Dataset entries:
*****

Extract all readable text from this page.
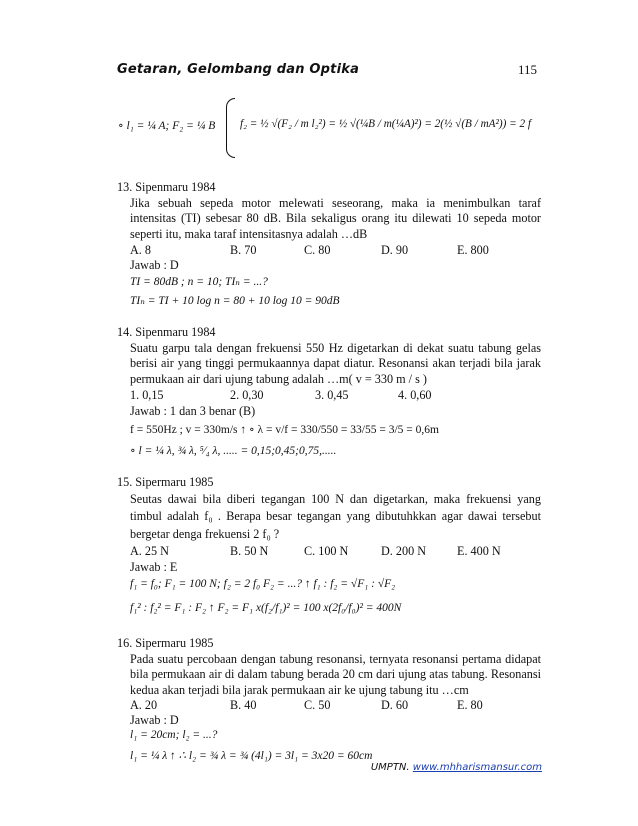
Getaran, Gelombang dan Optika	115
∘ l₁ = ¼ A; F₂ = ¼ B f₂ = ½ √(F₂ / m l₂²) = ½ √(¼B / m(¼A)²) = 2(½ √(B / mA²)) = 2 f
13. Sipenmaru 1984
Jika sebuah sepeda motor melewati seseorang, maka ia menimbulkan taraf intensitas (TI) sebesar 80 dB. Bila sekaligus orang itu dilewati 10 sepeda motor seperti itu, maka taraf intensitasnya adalah …dB
A. 8	B. 70	C. 80	D. 90	E. 800
Jawab : D
TI = 80dB ; n = 10; TIₙ = ...?
TIₙ = TI + 10 log n = 80 + 10 log 10 = 90dB
14. Sipenmaru 1984
Suatu garpu tala dengan frekuensi 550 Hz digetarkan di dekat suatu tabung gelas berisi air yang tinggi permukaannya dapat diatur. Resonansi akan terjadi bila jarak permukaan air dari ujung tabung adalah …m( v = 330 m / s )
1. 0,15	2. 0,30	3. 0,45	4. 0,60
Jawab : 1 dan 3 benar (B)
f = 550Hz ; v = 330m/s ↑ ∘ λ = v/f = 330/550 = 33/55 = 3/5 = 0,6m
∘ l = ¼ λ, ¾ λ, ⁵⁄₄ λ, ..... = 0,15;0,45;0,75,.....
15. Sipermaru 1985
Seutas dawai bila diberi tegangan 100 N dan digetarkan, maka frekuensi yang timbul adalah f₀ . Berapa besar tegangan yang dibutuhkkan agar dawai tersebut bergetar denga frekuensi 2 f₀ ?
A. 25 N	B. 50 N	C. 100 N	D. 200 N	E. 400 N
Jawab : E
f₁ = f₀; F₁ = 100 N; f₂ = 2 f₀ F₂ = ...? ↑ f₁ : f₂ = √F₁ : √F₂
f₁² : f₂² = F₁ : F₂ ↑ F₂ = F₁ x(f₂/f₁)² = 100 x(2f₀/f₀)² = 400N
16. Sipermaru 1985
Pada suatu percobaan dengan tabung resonansi, ternyata resonansi pertama didapat bila permukaan air di dalam tabung berada 20 cm dari ujung atas tabung. Resonansi kedua akan terjadi bila jarak permukaan air ke ujung tabung itu …cm
A. 20	B. 40	C. 50	D. 60	E. 80
Jawab : D
l₁ = 20cm; l₂ = ...?
l₁ = ¼ λ ↑ ∴ l₂ = ¾ λ = ¾ (4l₁) = 3l₁ = 3x20 = 60cm
UMPTN. www.mhharismansur.com
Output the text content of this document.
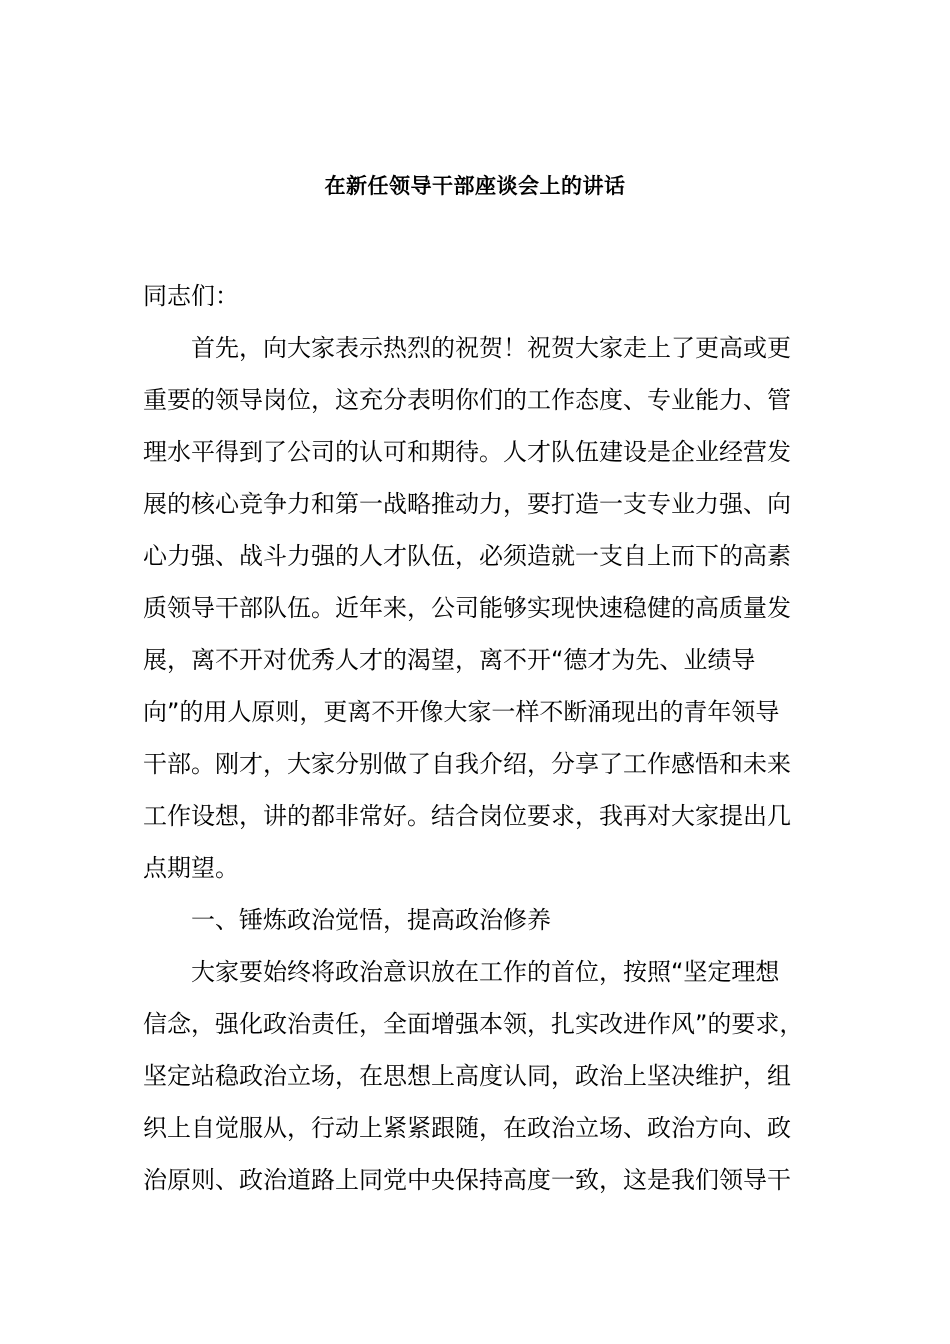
在新任领导干部座谈会上的讲话
同志们：
首先，向大家表示热烈的祝贺！祝贺大家走上了更高或更
重要的领导岗位，这充分表明你们的工作态度、专业能力、管
理水平得到了公司的认可和期待。人才队伍建设是企业经营发
展的核心竞争力和第一战略推动力，要打造一支专业力强、向
心力强、战斗力强的人才队伍，必须造就一支自上而下的高素
质领导干部队伍。近年来，公司能够实现快速稳健的高质量发
展，离不开对优秀人才的渴望，离不开“德才为先、业绩导
向”的用人原则，更离不开像大家一样不断涌现出的青年领导
干部。刚才，大家分别做了自我介绍，分享了工作感悟和未来
工作设想，讲的都非常好。结合岗位要求，我再对大家提出几
点期望。
一、锤炼政治觉悟，提高政治修养
大家要始终将政治意识放在工作的首位，按照“坚定理想
信念，强化政治责任，全面增强本领，扎实改进作风”的要求，
坚定站稳政治立场，在思想上高度认同，政治上坚决维护，组
织上自觉服从，行动上紧紧跟随，在政治立场、政治方向、政
治原则、政治道路上同党中央保持高度一致，这是我们领导干
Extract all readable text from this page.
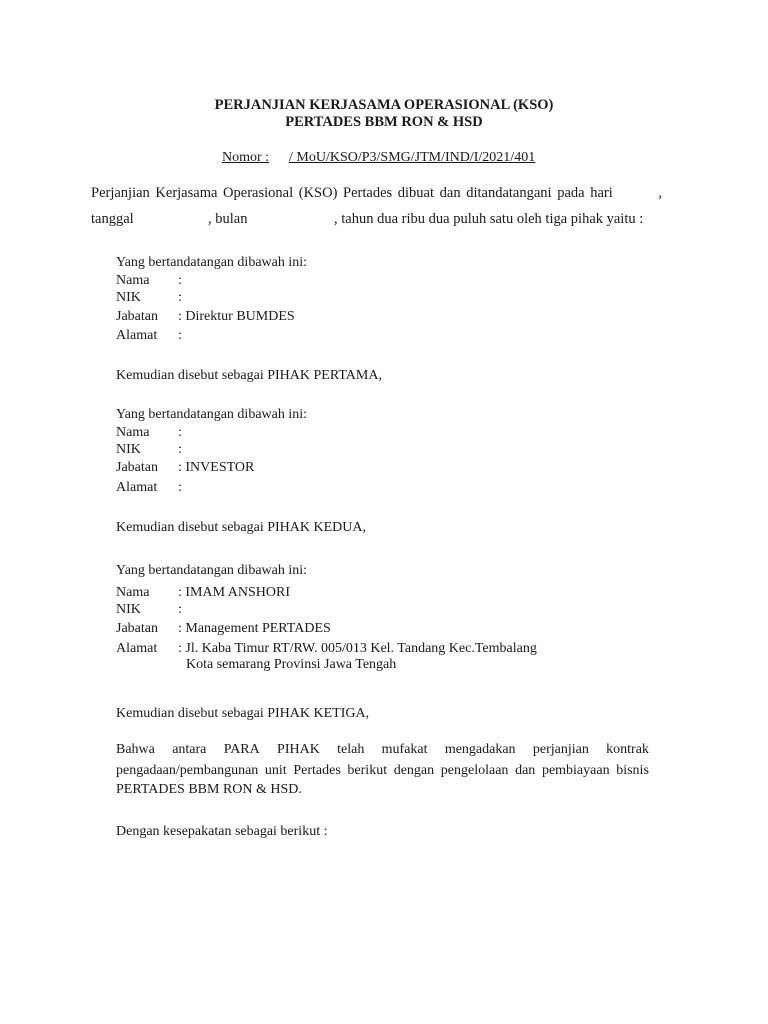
PERJANJIAN KERJASAMA OPERASIONAL (KSO)
PERTADES BBM RON & HSD
Nomor : / MoU/KSO/P3/SMG/JTM/IND/I/2021/401
Perjanjian Kerjasama Operasional (KSO) Pertades dibuat dan ditandatangani pada hari	,
tanggal	, bulan	, tahun dua ribu dua puluh satu oleh tiga pihak yaitu :
Yang bertandatangan dibawah ini:
Nama :
NIK	:
Jabatan : Direktur BUMDES
Alamat :
Kemudian disebut sebagai PIHAK PERTAMA,
Yang bertandatangan dibawah ini:
Nama :
NIK	:
Jabatan : INVESTOR
Alamat :
Kemudian disebut sebagai PIHAK KEDUA,
Yang bertandatangan dibawah ini:
Nama : IMAM ANSHORI
NIK	:
Jabatan : Management PERTADES
Alamat : Jl. Kaba Timur RT/RW. 005/013 Kel. Tandang Kec.Tembalang
Kota semarang Provinsi Jawa Tengah
Kemudian disebut sebagai PIHAK KETIGA,
Bahwa antara PARA PIHAK telah mufakat mengadakan perjanjian kontrak
pengadaan/pembangunan unit Pertades berikut dengan pengelolaan dan pembiayaan bisnis
PERTADES BBM RON & HSD.
Dengan kesepakatan sebagai berikut :
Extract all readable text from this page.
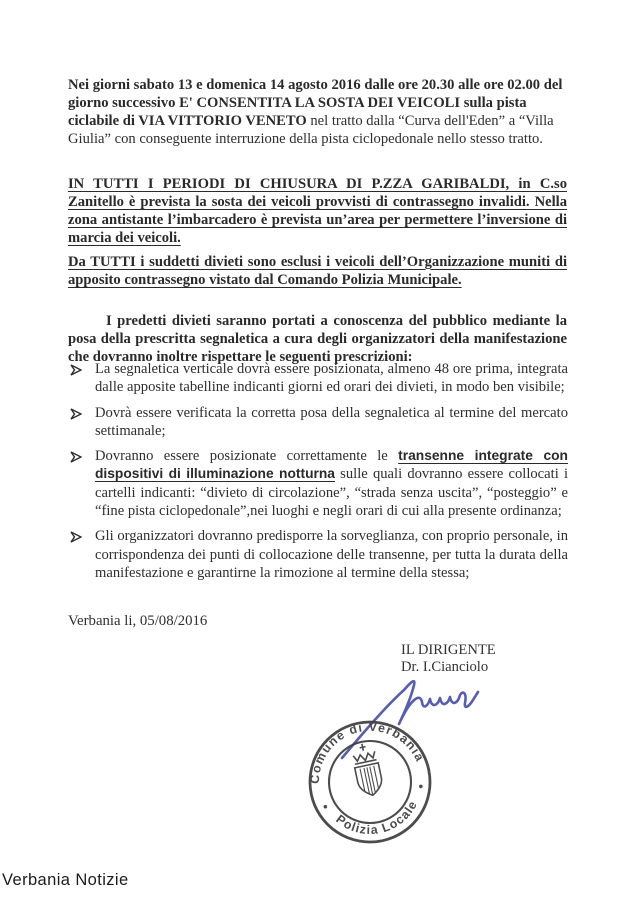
Nei giorni sabato 13 e domenica 14 agosto 2016 dalle ore 20.30 alle ore 02.00 del giorno successivo E' CONSENTITA LA SOSTA DEI VEICOLI sulla pista ciclabile di VIA VITTORIO VENETO nel tratto dalla “Curva dell'Eden” a “Villa Giulia” con conseguente interruzione della pista ciclopedonale nello stesso tratto.

IN TUTTI I PERIODI DI CHIUSURA DI P.ZZA GARIBALDI, in C.so Zanitello è prevista la sosta dei veicoli provvisti di contrassegno invalidi. Nella zona antistante l’imbarcadero è prevista un’area per permettere l’inversione di marcia dei veicoli.

Da TUTTI i suddetti divieti sono esclusi i veicoli dell’Organizzazione muniti di apposito contrassegno vistato dal Comando Polizia Municipale.

I predetti divieti saranno portati a conoscenza del pubblico mediante la posa della prescritta segnaletica a cura degli organizzatori della manifestazione che dovranno inoltre rispettare le seguenti prescrizioni:

La segnaletica verticale dovrà essere posizionata, almeno 48 ore prima, integrata dalle apposite tabelline indicanti giorni ed orari dei divieti, in modo ben visibile;
Dovrà essere verificata la corretta posa della segnaletica al termine del mercato settimanale;
Dovranno essere posizionate correttamente le transenne integrate con dispositivi di illuminazione notturna sulle quali dovranno essere collocati i cartelli indicanti: “divieto di circolazione”, “strada senza uscita”, “posteggio” e “fine pista ciclopedonale”,nei luoghi e negli orari di cui alla presente ordinanza;
Gli organizzatori dovranno predisporre la sorveglianza, con proprio personale, in corrispondenza dei punti di collocazione delle transenne, per tutta la durata della manifestazione e garantirne la rimozione al termine della stessa;
Verbania li, 05/08/2016
IL DIRIGENTE
Dr. I.Cianciolo
Comune di Verbania
Polizia Locale
Verbania Notizie
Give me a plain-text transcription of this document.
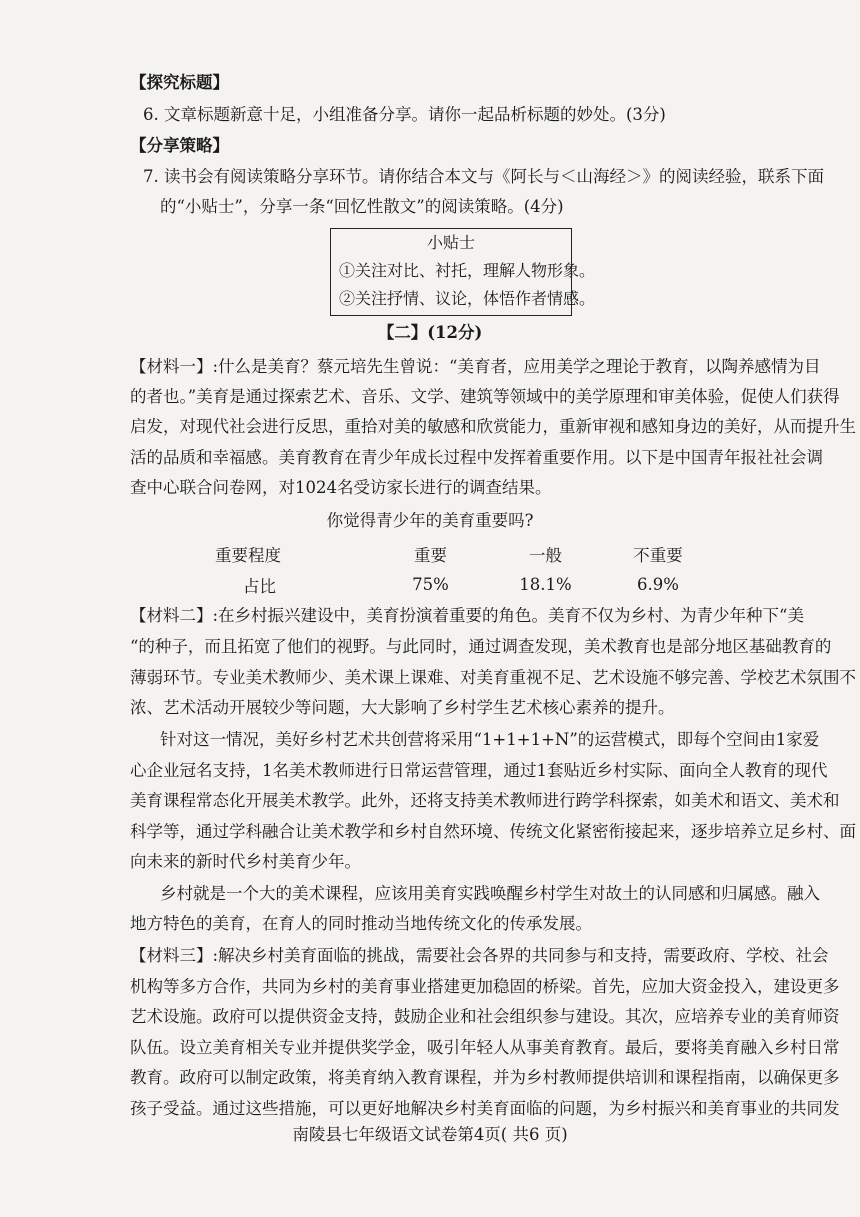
【探究标题】
6. 文章标题新意十足，小组准备分享。请你一起品析标题的妙处。(3分)
【分享策略】
7. 读书会有阅读策略分享环节。请你结合本文与《阿长与＜山海经＞》的阅读经验，联系下面
的“小贴士”，分享一条“回忆性散文”的阅读策略。(4分)
小贴士
①关注对比、衬托，理解人物形象。
②关注抒情、议论，体悟作者情感。
【二】(12分)
【材料一】:什么是美育？蔡元培先生曾说：“美育者，应用美学之理论于教育，以陶养感情为目
的者也。”美育是通过探索艺术、音乐、文学、建筑等领域中的美学原理和审美体验，促使人们获得
启发，对现代社会进行反思，重拾对美的敏感和欣赏能力，重新审视和感知身边的美好，从而提升生
活的品质和幸福感。美育教育在青少年成长过程中发挥着重要作用。以下是中国青年报社社会调
查中心联合问卷网，对1024名受访家长进行的调查结果。
你觉得青少年的美育重要吗?
重要程度	重要	一般	不重要
占比	75%	18.1%	6.9%
【材料二】:在乡村振兴建设中，美育扮演着重要的角色。美育不仅为乡村、为青少年种下“美
“的种子，而且拓宽了他们的视野。与此同时，通过调查发现，美术教育也是部分地区基础教育的
薄弱环节。专业美术教师少、美术课上课难、对美育重视不足、艺术设施不够完善、学校艺术氛围不
浓、艺术活动开展较少等问题，大大影响了乡村学生艺术核心素养的提升。
针对这一情况，美好乡村艺术共创营将采用“1+1+1+N”的运营模式，即每个空间由1家爱
心企业冠名支持，1名美术教师进行日常运营管理，通过1套贴近乡村实际、面向全人教育的现代
美育课程常态化开展美术教学。此外，还将支持美术教师进行跨学科探索，如美术和语文、美术和
科学等，通过学科融合让美术教学和乡村自然环境、传统文化紧密衔接起来，逐步培养立足乡村、面
向未来的新时代乡村美育少年。
乡村就是一个大的美术课程，应该用美育实践唤醒乡村学生对故土的认同感和归属感。融入
地方特色的美育，在育人的同时推动当地传统文化的传承发展。
【材料三】:解决乡村美育面临的挑战，需要社会各界的共同参与和支持，需要政府、学校、社会
机构等多方合作，共同为乡村的美育事业搭建更加稳固的桥梁。首先，应加大资金投入，建设更多
艺术设施。政府可以提供资金支持，鼓励企业和社会组织参与建设。其次，应培养专业的美育师资
队伍。设立美育相关专业并提供奖学金，吸引年轻人从事美育教育。最后，要将美育融入乡村日常
教育。政府可以制定政策，将美育纳入教育课程，并为乡村教师提供培训和课程指南，以确保更多
孩子受益。通过这些措施，可以更好地解决乡村美育面临的问题，为乡村振兴和美育事业的共同发
南陵县七年级语文试卷第4页( 共6 页)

*****

§ WRITTEN INSTRUCTION:
Find the count of lines in the data above where the string "Polizia" occurs. Provide that number alone.

§ REPLY TO THE EXERCISE:
2